:: Input material ::

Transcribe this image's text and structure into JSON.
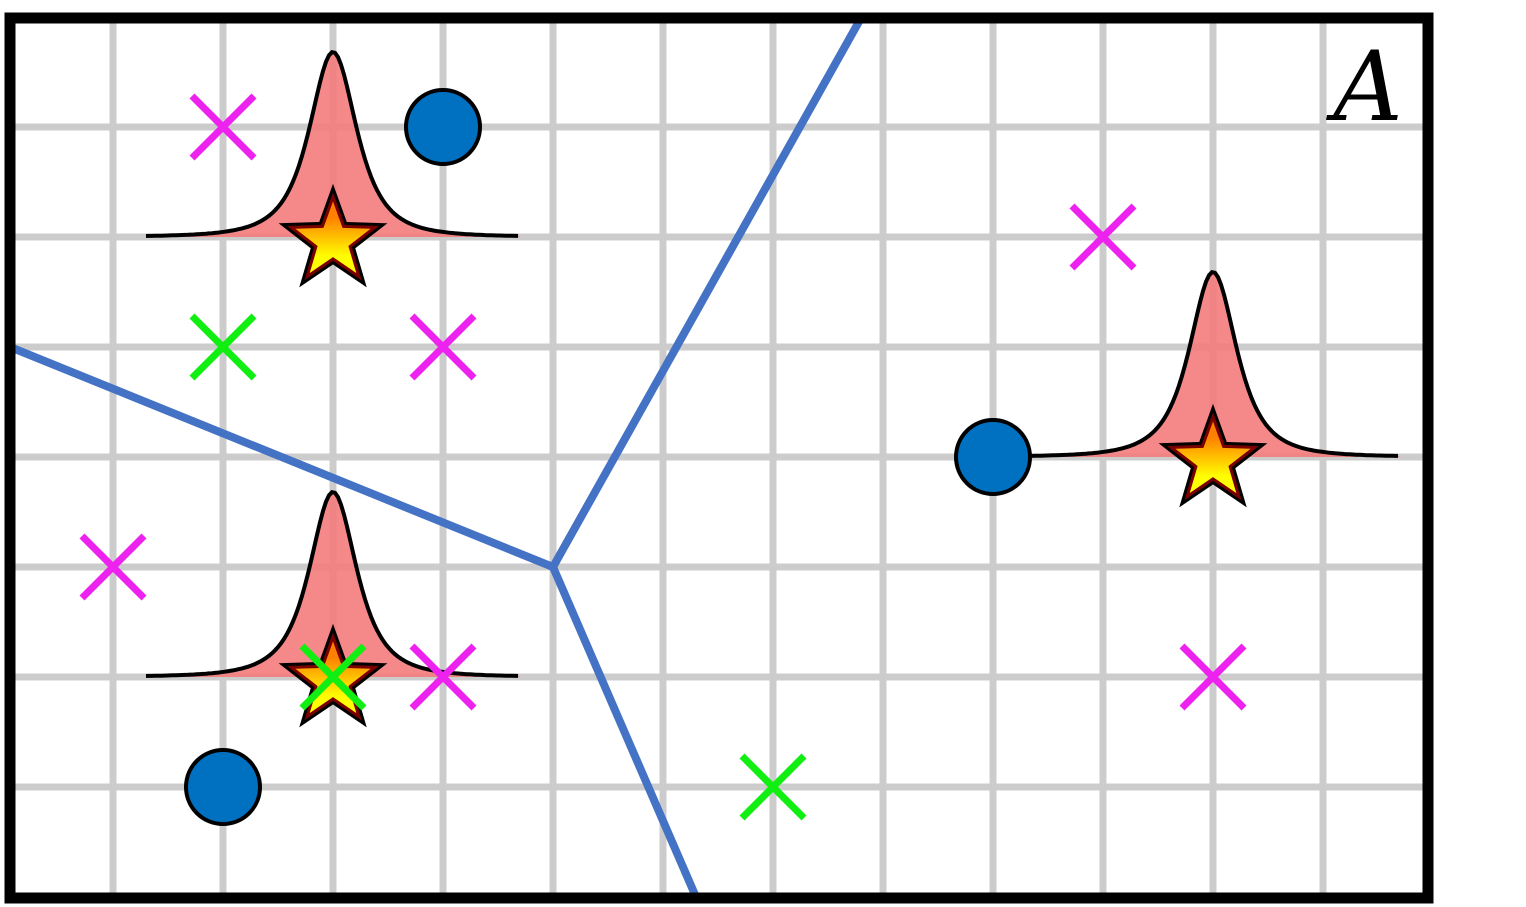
{
  "figure": {
    "corner_label": "A",
    "colors": {
      "frame": "#000000",
      "grid": "#cccccc",
      "boundary": "#4472c4",
      "circle_fill": "#0070c0",
      "cross_magenta": "#ee22ee",
      "cross_green": "#11ee11",
      "bump_fill": "#f47c7c",
      "star_gradient": [
        "#ffff00",
        "#ff7f00"
      ],
      "star_stroke_dark": "#7a0000"
    },
    "grid": {
      "columns": 13,
      "rows": 8
    },
    "boundaries": [
      {
        "name": "boundary-left",
        "from": [
          0.0,
          3.0
        ],
        "to": [
          5.0,
          5.0
        ]
      },
      {
        "name": "boundary-upper",
        "from": [
          5.0,
          5.0
        ],
        "to": [
          7.8,
          0.0
        ]
      },
      {
        "name": "boundary-lower",
        "from": [
          5.0,
          5.0
        ],
        "to": [
          6.3,
          8.0
        ]
      }
    ],
    "circles": [
      {
        "name": "circle-top",
        "x": 4,
        "y": 1
      },
      {
        "name": "circle-right",
        "x": 9,
        "y": 4
      },
      {
        "name": "circle-bottom",
        "x": 2,
        "y": 7
      }
    ],
    "crosses": [
      {
        "name": "cross-magenta-1",
        "x": 2,
        "y": 1,
        "color": "magenta"
      },
      {
        "name": "cross-green-1",
        "x": 2,
        "y": 3,
        "color": "green"
      },
      {
        "name": "cross-magenta-2",
        "x": 4,
        "y": 3,
        "color": "magenta"
      },
      {
        "name": "cross-magenta-3",
        "x": 1,
        "y": 5,
        "color": "magenta"
      },
      {
        "name": "cross-magenta-4",
        "x": 4,
        "y": 6,
        "color": "magenta"
      },
      {
        "name": "cross-green-2",
        "x": 3,
        "y": 6,
        "color": "green"
      },
      {
        "name": "cross-green-3",
        "x": 7,
        "y": 7,
        "color": "green"
      },
      {
        "name": "cross-magenta-5",
        "x": 10,
        "y": 2,
        "color": "magenta"
      },
      {
        "name": "cross-magenta-6",
        "x": 11,
        "y": 6,
        "color": "magenta"
      }
    ],
    "bumps": [
      {
        "name": "bump-top-left",
        "x": 3,
        "y": 2
      },
      {
        "name": "bump-bottom-left",
        "x": 3,
        "y": 6
      },
      {
        "name": "bump-right",
        "x": 11,
        "y": 4
      }
    ],
    "stars": [
      {
        "name": "star-top-left",
        "x": 3,
        "y": 2
      },
      {
        "name": "star-bottom-left",
        "x": 3,
        "y": 6
      },
      {
        "name": "star-right",
        "x": 11,
        "y": 4
      }
    ]
  }
}
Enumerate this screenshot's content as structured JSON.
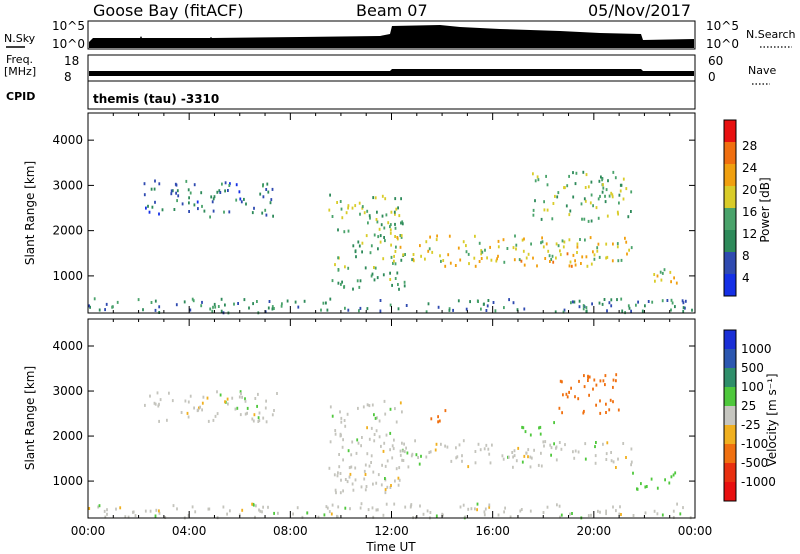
{
  "header": {
    "station": "Goose Bay (fitACF)",
    "beam": "Beam 07",
    "date": "05/Nov/2017"
  },
  "top_panels": {
    "nsky_label": "N.Sky",
    "nsky_ticks": [
      "10^5",
      "10^0"
    ],
    "nsearch_label": "N.Search",
    "nsearch_ticks": [
      "10^5",
      "10^0"
    ],
    "freq_label": "Freq.",
    "freq_unit": "[MHz]",
    "freq_ticks": [
      "18",
      "8"
    ],
    "nave_label": "Nave",
    "nave_ticks": [
      "60",
      "0"
    ],
    "cpid_label": "CPID",
    "cpid_text": "themis (tau) -3310"
  },
  "colors": {
    "power_scale": [
      "#1530e6",
      "#2f4ab0",
      "#2e8a5a",
      "#4aa36b",
      "#d9cc2a",
      "#f0a010",
      "#f06f10",
      "#e81010"
    ],
    "velocity_scale": [
      "#1a2fd6",
      "#2c57b0",
      "#2f8e6a",
      "#4fc83d",
      "#c6c6c0",
      "#f0b020",
      "#f07010",
      "#e83010",
      "#e81010"
    ],
    "scatter_blue": "#2846b0",
    "scatter_green": "#3f9a68",
    "scatter_gray": "#c4c4bd",
    "ground_green": "#4a9a5a"
  },
  "chart_data": [
    {
      "type": "heatmap",
      "title": "Power",
      "ylabel": "Slant Range [km]",
      "xlabel": "Time UT",
      "x_ticks": [
        "00:00",
        "04:00",
        "08:00",
        "12:00",
        "16:00",
        "20:00",
        "00:00"
      ],
      "y_ticks": [
        1000,
        2000,
        3000,
        4000
      ],
      "ylim": [
        180,
        4600
      ],
      "xlim_hours": [
        0,
        24
      ],
      "colorbar_label": "Power [dB]",
      "colorbar_ticks": [
        "4",
        "8",
        "12",
        "16",
        "20",
        "24",
        "28"
      ],
      "colorbar_range": [
        0,
        30
      ],
      "regions": [
        {
          "t0": 2.2,
          "t1": 7.5,
          "r0": 2300,
          "r1": 3100,
          "level": 6
        },
        {
          "t0": 9.5,
          "t1": 12.5,
          "r0": 700,
          "r1": 2800,
          "level": 12
        },
        {
          "t0": 12.0,
          "t1": 21.5,
          "r0": 1300,
          "r1": 1900,
          "level": 16
        },
        {
          "t0": 14.0,
          "t1": 20.0,
          "r0": 1200,
          "r1": 1500,
          "level": 20
        },
        {
          "t0": 17.5,
          "t1": 21.5,
          "r0": 2200,
          "r1": 3300,
          "level": 12
        },
        {
          "t0": 21.8,
          "t1": 23.3,
          "r0": 800,
          "r1": 1200,
          "level": 16
        },
        {
          "t0": 0.0,
          "t1": 24.0,
          "r0": 180,
          "r1": 500,
          "level": 8
        }
      ]
    },
    {
      "type": "heatmap",
      "title": "Velocity",
      "ylabel": "Slant Range [km]",
      "xlabel": "Time UT",
      "x_ticks": [
        "00:00",
        "04:00",
        "08:00",
        "12:00",
        "16:00",
        "20:00",
        "00:00"
      ],
      "y_ticks": [
        1000,
        2000,
        3000,
        4000
      ],
      "ylim": [
        180,
        4600
      ],
      "xlim_hours": [
        0,
        24
      ],
      "colorbar_label": "Velocity [m s⁻¹]",
      "colorbar_ticks": [
        "1000",
        "500",
        "100",
        "25",
        "-25",
        "-100",
        "-500",
        "-1000"
      ],
      "colorbar_range": [
        -1000,
        1000
      ],
      "regions": [
        {
          "t0": 2.2,
          "t1": 7.5,
          "r0": 2300,
          "r1": 3000,
          "velocity": 0
        },
        {
          "t0": 9.5,
          "t1": 12.5,
          "r0": 700,
          "r1": 2800,
          "velocity": 0
        },
        {
          "t0": 12.0,
          "t1": 21.5,
          "r0": 1300,
          "r1": 1900,
          "velocity": 0
        },
        {
          "t0": 13.5,
          "t1": 14.5,
          "r0": 2300,
          "r1": 2600,
          "velocity": -150
        },
        {
          "t0": 17.0,
          "t1": 18.5,
          "r0": 2000,
          "r1": 2300,
          "velocity": 80
        },
        {
          "t0": 18.5,
          "t1": 21.0,
          "r0": 2500,
          "r1": 3400,
          "velocity": -200
        },
        {
          "t0": 21.5,
          "t1": 23.3,
          "r0": 800,
          "r1": 1200,
          "velocity": 60
        },
        {
          "t0": 0.0,
          "t1": 24.0,
          "r0": 180,
          "r1": 500,
          "velocity": 0
        }
      ]
    }
  ]
}
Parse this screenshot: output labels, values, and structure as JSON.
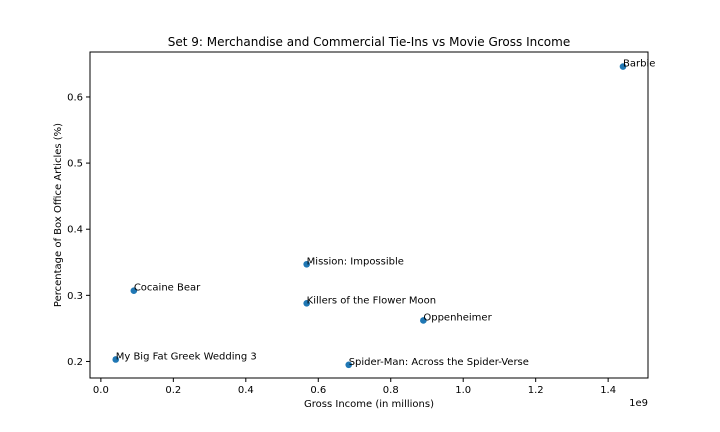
{
  "chart_data": {
    "type": "scatter",
    "title": "Set 9: Merchandise and Commercial Tie-Ins vs Movie Gross Income",
    "xlabel": "Gross Income (in millions)",
    "ylabel": "Percentage of Box Office Articles (%)",
    "x_offset_label": "1e9",
    "xlim": [
      -0.03,
      1.51
    ],
    "ylim": [
      0.175,
      0.668
    ],
    "xticks": [
      0.0,
      0.2,
      0.4,
      0.6,
      0.8,
      1.0,
      1.2,
      1.4
    ],
    "xtick_labels": [
      "0.0",
      "0.2",
      "0.4",
      "0.6",
      "0.8",
      "1.0",
      "1.2",
      "1.4"
    ],
    "yticks": [
      0.2,
      0.3,
      0.4,
      0.5,
      0.6
    ],
    "ytick_labels": [
      "0.2",
      "0.3",
      "0.4",
      "0.5",
      "0.6"
    ],
    "grid": false,
    "marker_color": "#1f77b4",
    "points": [
      {
        "label": "Barbie",
        "x": 1.441,
        "y": 0.646
      },
      {
        "label": "Mission: Impossible",
        "x": 0.568,
        "y": 0.347
      },
      {
        "label": "Cocaine Bear",
        "x": 0.091,
        "y": 0.307
      },
      {
        "label": "Killers of the Flower Moon",
        "x": 0.568,
        "y": 0.288
      },
      {
        "label": "Oppenheimer",
        "x": 0.89,
        "y": 0.262
      },
      {
        "label": "My Big Fat Greek Wedding 3",
        "x": 0.041,
        "y": 0.203
      },
      {
        "label": "Spider-Man: Across the Spider-Verse",
        "x": 0.684,
        "y": 0.195
      }
    ]
  }
}
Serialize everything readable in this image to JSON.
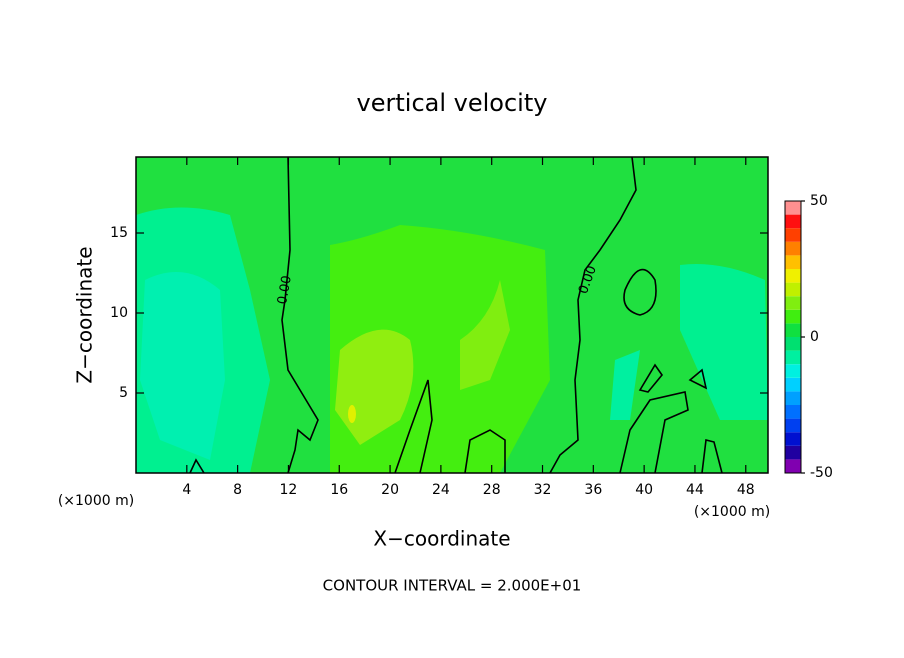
{
  "chart_data": {
    "type": "contour",
    "title": "vertical velocity",
    "xlabel": "X−coordinate",
    "ylabel": "Z−coordinate",
    "x_unit": "(×1000 m)",
    "footer": "CONTOUR INTERVAL = 2.000E+01",
    "contour_labels": [
      "0.00",
      "0.00"
    ],
    "xlim": [
      0,
      49.75
    ],
    "xticks": [
      4,
      8,
      12,
      16,
      20,
      24,
      28,
      32,
      36,
      40,
      44,
      48
    ],
    "ylim": [
      0,
      19.75
    ],
    "yticks": [
      5,
      10,
      15
    ],
    "colorbar": {
      "lim": [
        -50,
        50
      ],
      "ticks": [
        -50,
        0,
        50
      ],
      "colors": [
        "#8000b0",
        "#2000a0",
        "#0010d0",
        "#0040f0",
        "#0070ff",
        "#00a0ff",
        "#00d0ff",
        "#00f0e0",
        "#00f0a0",
        "#00e070",
        "#10e040",
        "#40ee10",
        "#80ee10",
        "#c0f000",
        "#f0f000",
        "#ffc000",
        "#ff8000",
        "#ff4000",
        "#ff1010",
        "#ff9090"
      ]
    }
  }
}
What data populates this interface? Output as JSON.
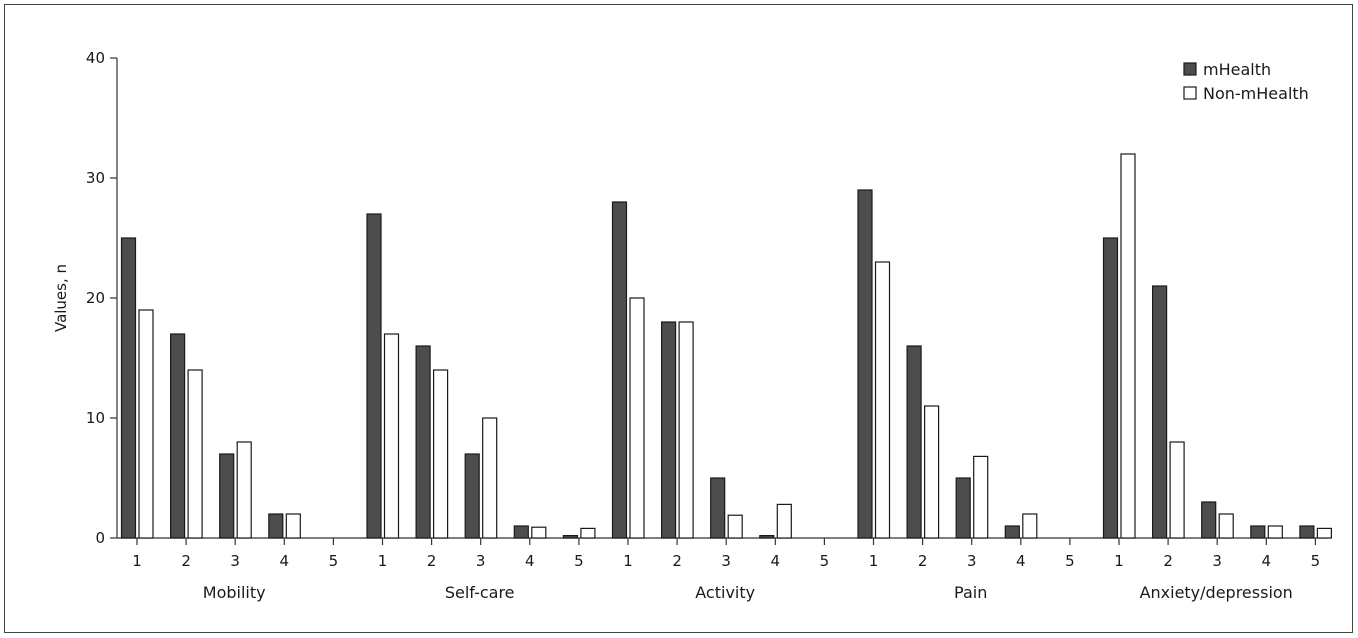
{
  "chart_data": {
    "type": "bar",
    "title": "",
    "ylabel": "Values, n",
    "xlabel": "",
    "ylim": [
      0,
      40
    ],
    "yticks": [
      0,
      10,
      20,
      30,
      40
    ],
    "groups": [
      "Mobility",
      "Self-care",
      "Activity",
      "Pain",
      "Anxiety/depression"
    ],
    "levels": [
      "1",
      "2",
      "3",
      "4",
      "5"
    ],
    "legend_position": "top-right",
    "grid": false,
    "series": [
      {
        "name": "mHealth",
        "color": "#4d4d4d",
        "values": [
          [
            25,
            17,
            7,
            2,
            0
          ],
          [
            27,
            16,
            7,
            1,
            0.2
          ],
          [
            28,
            18,
            5,
            0.2,
            0
          ],
          [
            29,
            16,
            5,
            1,
            0
          ],
          [
            25,
            21,
            3,
            1,
            1
          ]
        ]
      },
      {
        "name": "Non-mHealth",
        "color": "#ffffff",
        "values": [
          [
            19,
            14,
            8,
            2,
            0
          ],
          [
            17,
            14,
            10,
            0.9,
            0.8
          ],
          [
            20,
            18,
            1.9,
            2.8,
            0
          ],
          [
            23,
            11,
            6.8,
            2,
            0
          ],
          [
            32,
            8,
            2,
            1,
            0.8
          ]
        ]
      }
    ]
  }
}
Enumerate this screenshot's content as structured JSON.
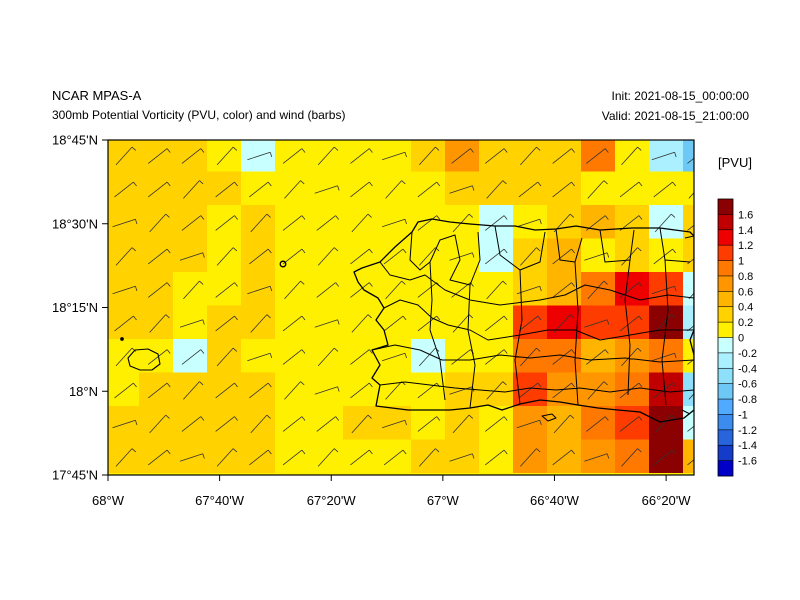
{
  "header": {
    "title": "NCAR MPAS-A",
    "subtitle": "300mb Potential Vorticity (PVU, color) and wind (barbs)",
    "init": "Init: 2021-08-15_00:00:00",
    "valid": "Valid: 2021-08-15_21:00:00"
  },
  "map": {
    "projection": "lat-lon",
    "lon_range": [
      -68.0,
      -66.25
    ],
    "lat_range": [
      17.75,
      18.75
    ],
    "x_ticks": [
      "68°W",
      "67°40'W",
      "67°20'W",
      "67°W",
      "66°40'W",
      "66°20'W"
    ],
    "x_tick_values": [
      -68.0,
      -67.6667,
      -67.3333,
      -67.0,
      -66.6667,
      -66.3333
    ],
    "y_ticks": [
      "18°45'N",
      "18°30'N",
      "18°15'N",
      "18°N",
      "17°45'N"
    ],
    "y_tick_values": [
      18.75,
      18.5,
      18.25,
      18.0,
      17.75
    ]
  },
  "colorbar": {
    "unit": "[PVU]",
    "labels": [
      "1.6",
      "1.4",
      "1.2",
      "1",
      "0.8",
      "0.6",
      "0.4",
      "0.2",
      "0",
      "-0.2",
      "-0.4",
      "-0.6",
      "-0.8",
      "-1",
      "-1.2",
      "-1.4",
      "-1.6"
    ],
    "colors": [
      "#8b0000",
      "#c00000",
      "#ee0000",
      "#ff3c00",
      "#ff7800",
      "#ff9600",
      "#ffb400",
      "#ffd200",
      "#fff000",
      "#c8ffff",
      "#aaf0ff",
      "#8ee0fa",
      "#6ec8f5",
      "#50aaff",
      "#3c8cf0",
      "#2864dc",
      "#143cc8",
      "#0000c8"
    ]
  },
  "pv_grid": {
    "rows": [
      [
        6,
        6,
        6,
        5,
        4,
        5,
        5,
        5,
        5,
        6,
        8,
        6,
        6,
        6,
        9,
        5,
        3,
        1,
        7
      ],
      [
        6,
        6,
        6,
        6,
        5,
        5,
        5,
        5,
        5,
        5,
        6,
        6,
        6,
        6,
        5,
        5,
        5,
        5,
        5
      ],
      [
        6,
        6,
        6,
        5,
        6,
        5,
        5,
        5,
        5,
        5,
        5,
        4,
        5,
        6,
        7,
        6,
        4,
        6,
        7
      ],
      [
        6,
        6,
        6,
        5,
        6,
        5,
        5,
        5,
        5,
        5,
        5,
        4,
        6,
        7,
        5,
        6,
        5,
        6,
        2
      ],
      [
        6,
        6,
        5,
        5,
        6,
        5,
        5,
        5,
        5,
        5,
        5,
        5,
        6,
        7,
        9,
        11,
        10,
        4,
        9
      ],
      [
        6,
        6,
        5,
        6,
        6,
        5,
        5,
        5,
        5,
        5,
        5,
        5,
        10,
        11,
        10,
        10,
        13,
        3,
        6
      ],
      [
        5,
        5,
        4,
        6,
        5,
        5,
        5,
        5,
        5,
        4,
        5,
        5,
        9,
        9,
        7,
        8,
        9,
        5,
        7
      ],
      [
        5,
        6,
        6,
        6,
        6,
        5,
        5,
        5,
        5,
        5,
        6,
        6,
        10,
        8,
        8,
        9,
        12,
        2,
        2
      ],
      [
        6,
        6,
        6,
        6,
        6,
        5,
        5,
        6,
        6,
        5,
        6,
        5,
        8,
        7,
        9,
        10,
        13,
        4,
        7
      ],
      [
        6,
        6,
        6,
        6,
        6,
        5,
        5,
        5,
        5,
        6,
        6,
        5,
        8,
        7,
        8,
        9,
        13,
        7,
        7
      ],
      [
        5,
        5,
        5,
        5,
        5,
        5,
        5,
        5,
        5,
        5,
        5,
        5,
        5,
        5,
        5,
        5,
        5,
        5,
        5
      ],
      [
        5,
        5,
        5,
        6,
        6,
        6,
        5,
        5,
        5,
        5,
        5,
        5,
        5,
        5,
        5,
        5,
        5,
        5,
        5
      ]
    ]
  }
}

:::

Objective:
Identify all lines in the records above with the word "xlabel".

Output of the task:
      "xlabel": "Time UT",
      "xlabel": "Time UT",
    "xlabel": "Gross Income (in millions)",
    "xlabel": "X−coordinate",
    "xlabel": "",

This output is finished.